— BEGIN Records provided —

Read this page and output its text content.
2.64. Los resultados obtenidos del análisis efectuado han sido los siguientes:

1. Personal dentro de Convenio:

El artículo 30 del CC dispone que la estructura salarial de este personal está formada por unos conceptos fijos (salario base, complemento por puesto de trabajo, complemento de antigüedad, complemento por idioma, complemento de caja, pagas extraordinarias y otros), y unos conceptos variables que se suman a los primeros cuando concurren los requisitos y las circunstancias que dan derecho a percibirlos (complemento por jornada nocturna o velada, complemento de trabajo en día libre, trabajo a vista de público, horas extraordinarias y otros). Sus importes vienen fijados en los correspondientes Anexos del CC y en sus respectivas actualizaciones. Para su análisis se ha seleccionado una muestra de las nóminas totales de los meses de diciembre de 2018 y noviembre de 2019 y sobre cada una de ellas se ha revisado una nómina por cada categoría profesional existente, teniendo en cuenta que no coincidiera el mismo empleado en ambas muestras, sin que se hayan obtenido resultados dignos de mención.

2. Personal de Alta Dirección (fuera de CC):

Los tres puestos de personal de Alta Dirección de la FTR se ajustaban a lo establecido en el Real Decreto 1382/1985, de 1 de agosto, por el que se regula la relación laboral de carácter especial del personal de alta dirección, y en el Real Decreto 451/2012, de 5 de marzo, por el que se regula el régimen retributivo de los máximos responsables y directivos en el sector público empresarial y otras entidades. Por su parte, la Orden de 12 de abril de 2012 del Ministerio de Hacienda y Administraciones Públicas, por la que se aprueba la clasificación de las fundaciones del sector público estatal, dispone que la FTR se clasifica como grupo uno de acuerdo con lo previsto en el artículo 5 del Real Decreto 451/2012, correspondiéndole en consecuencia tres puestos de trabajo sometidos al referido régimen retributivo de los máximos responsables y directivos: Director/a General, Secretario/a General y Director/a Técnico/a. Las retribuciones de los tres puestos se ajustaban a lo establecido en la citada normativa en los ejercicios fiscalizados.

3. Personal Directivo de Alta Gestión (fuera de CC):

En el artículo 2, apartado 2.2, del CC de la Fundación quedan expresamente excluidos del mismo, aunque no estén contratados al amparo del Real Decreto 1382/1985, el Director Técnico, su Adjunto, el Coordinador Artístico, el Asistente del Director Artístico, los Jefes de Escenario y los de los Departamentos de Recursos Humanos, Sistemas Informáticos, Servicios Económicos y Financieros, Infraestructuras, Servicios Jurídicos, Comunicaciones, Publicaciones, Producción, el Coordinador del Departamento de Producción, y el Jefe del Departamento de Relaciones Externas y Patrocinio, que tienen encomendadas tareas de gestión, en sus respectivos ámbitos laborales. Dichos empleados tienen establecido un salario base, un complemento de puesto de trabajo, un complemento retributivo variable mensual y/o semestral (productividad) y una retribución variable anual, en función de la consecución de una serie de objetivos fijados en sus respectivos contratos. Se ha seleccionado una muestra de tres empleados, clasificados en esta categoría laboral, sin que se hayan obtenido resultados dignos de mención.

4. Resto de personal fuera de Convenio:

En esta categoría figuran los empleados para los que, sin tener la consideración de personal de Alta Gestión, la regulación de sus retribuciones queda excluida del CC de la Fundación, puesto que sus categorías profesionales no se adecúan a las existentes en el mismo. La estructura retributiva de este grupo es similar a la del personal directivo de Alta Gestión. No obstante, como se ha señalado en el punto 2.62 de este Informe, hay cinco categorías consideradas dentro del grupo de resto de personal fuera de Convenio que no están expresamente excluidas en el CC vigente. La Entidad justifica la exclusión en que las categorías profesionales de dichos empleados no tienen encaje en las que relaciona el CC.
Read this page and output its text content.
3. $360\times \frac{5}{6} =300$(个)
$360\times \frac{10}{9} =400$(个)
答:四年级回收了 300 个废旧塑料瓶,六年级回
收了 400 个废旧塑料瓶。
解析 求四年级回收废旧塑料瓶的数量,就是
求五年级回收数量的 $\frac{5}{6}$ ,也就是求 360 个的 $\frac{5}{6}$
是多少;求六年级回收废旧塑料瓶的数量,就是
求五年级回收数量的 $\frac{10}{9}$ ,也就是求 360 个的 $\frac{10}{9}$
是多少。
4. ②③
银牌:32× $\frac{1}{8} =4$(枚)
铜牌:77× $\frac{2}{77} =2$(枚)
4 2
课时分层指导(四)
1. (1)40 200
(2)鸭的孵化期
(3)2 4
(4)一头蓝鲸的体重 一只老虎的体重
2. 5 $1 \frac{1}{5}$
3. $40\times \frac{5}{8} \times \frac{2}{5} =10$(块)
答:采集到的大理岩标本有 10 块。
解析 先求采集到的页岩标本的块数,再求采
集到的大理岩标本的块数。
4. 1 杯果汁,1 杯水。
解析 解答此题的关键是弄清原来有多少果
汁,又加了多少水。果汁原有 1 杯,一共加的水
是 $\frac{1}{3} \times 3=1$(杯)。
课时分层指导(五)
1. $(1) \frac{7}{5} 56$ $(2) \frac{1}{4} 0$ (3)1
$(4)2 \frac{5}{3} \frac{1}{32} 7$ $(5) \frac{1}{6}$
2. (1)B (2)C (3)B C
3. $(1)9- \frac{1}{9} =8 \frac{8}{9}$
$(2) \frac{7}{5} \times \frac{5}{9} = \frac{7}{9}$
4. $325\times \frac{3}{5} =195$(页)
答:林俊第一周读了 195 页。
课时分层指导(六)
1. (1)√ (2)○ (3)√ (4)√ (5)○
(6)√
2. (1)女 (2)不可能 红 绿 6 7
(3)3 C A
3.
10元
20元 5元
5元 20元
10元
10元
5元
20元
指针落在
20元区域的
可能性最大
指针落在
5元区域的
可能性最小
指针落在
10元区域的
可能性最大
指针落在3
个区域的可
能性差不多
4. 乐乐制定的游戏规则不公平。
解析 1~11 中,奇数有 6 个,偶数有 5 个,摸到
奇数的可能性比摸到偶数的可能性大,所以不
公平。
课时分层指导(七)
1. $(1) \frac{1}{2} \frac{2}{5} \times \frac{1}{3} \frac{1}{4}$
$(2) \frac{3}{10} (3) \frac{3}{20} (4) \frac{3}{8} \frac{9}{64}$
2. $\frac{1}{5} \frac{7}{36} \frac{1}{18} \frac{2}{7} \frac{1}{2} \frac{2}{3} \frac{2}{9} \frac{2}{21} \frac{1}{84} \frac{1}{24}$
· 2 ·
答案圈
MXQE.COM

— END Records provided —

Problem statement:
Reproduce each line holding the word "也就是求".

Answer to this exercise:
求五年级回收数量的 $\frac{5}{6}$ ,也就是求 360 个的 $\frac{5}{6}$
求五年级回收数量的 $\frac{10}{9}$ ,也就是求 360 个的 $\frac{10}{9}$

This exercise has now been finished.